** WHAT YOU SHOULD DO **
Retype the records below exactly as they appear, but leave out any pictures.

** RECORDS FOR THIS EXERCISE **
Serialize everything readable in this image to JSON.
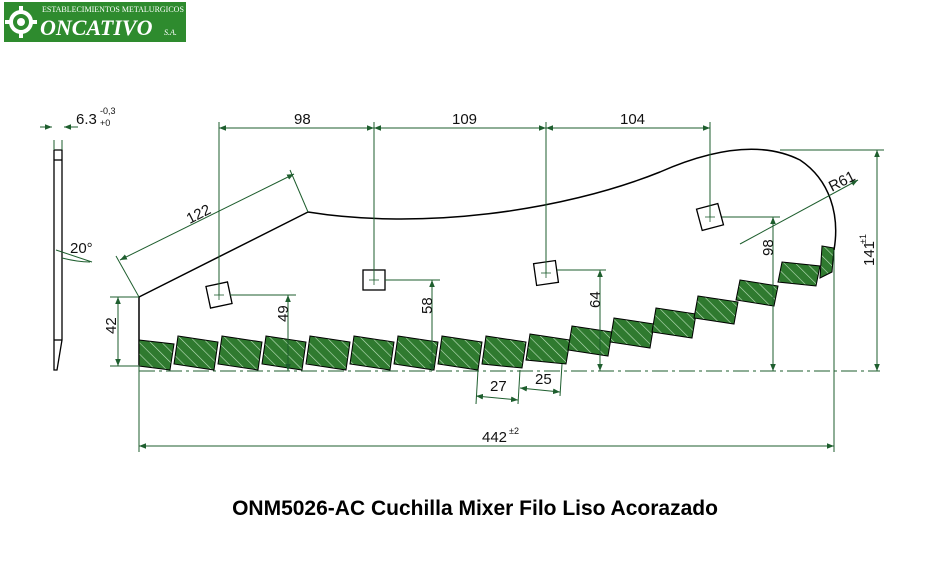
{
  "logo": {
    "top_text": "ESTABLECIMIENTOS METALURGICOS",
    "brand": "ONCATIVO",
    "suffix": "S.A."
  },
  "colors": {
    "green_dark": "#1a6b1a",
    "green_fill": "#2e7d2e",
    "dim_line": "#1e5e2e",
    "outline": "#000000"
  },
  "dimensions": {
    "thickness": "6.3",
    "thickness_tol_upper": "-0,3",
    "thickness_tol_lower": "+0",
    "spacing_1": "98",
    "spacing_2": "109",
    "spacing_3": "104",
    "slope_length": "122",
    "bevel_angle": "20°",
    "radius": "R61",
    "height_left": "42",
    "hole_1_height": "49",
    "hole_2_height": "58",
    "hole_3_height": "64",
    "hole_4_height": "98",
    "total_height": "141",
    "total_height_tol": "±1",
    "tooth_pitch": "27",
    "tooth_width": "25",
    "total_length": "442",
    "total_length_tol": "±2"
  },
  "caption": "ONM5026-AC Cuchilla Mixer Filo Liso Acorazado"
}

** COMPLETE OUTPUT **
Serialize everything readable in this image to JSON.
{
  "logo": {
    "top_text": "ESTABLECIMIENTOS METALURGICOS",
    "brand": "ONCATIVO",
    "suffix": "S.A."
  },
  "colors": {
    "green_dark": "#1a6b1a",
    "green_fill": "#2e7d2e",
    "dim_line": "#1e5e2e",
    "outline": "#000000"
  },
  "dimensions": {
    "thickness": "6.3",
    "thickness_tol_upper": "-0,3",
    "thickness_tol_lower": "+0",
    "spacing_1": "98",
    "spacing_2": "109",
    "spacing_3": "104",
    "slope_length": "122",
    "bevel_angle": "20°",
    "radius": "R61",
    "height_left": "42",
    "hole_1_height": "49",
    "hole_2_height": "58",
    "hole_3_height": "64",
    "hole_4_height": "98",
    "total_height": "141",
    "total_height_tol": "±1",
    "tooth_pitch": "27",
    "tooth_width": "25",
    "total_length": "442",
    "total_length_tol": "±2"
  },
  "caption": "ONM5026-AC Cuchilla Mixer Filo Liso Acorazado"
}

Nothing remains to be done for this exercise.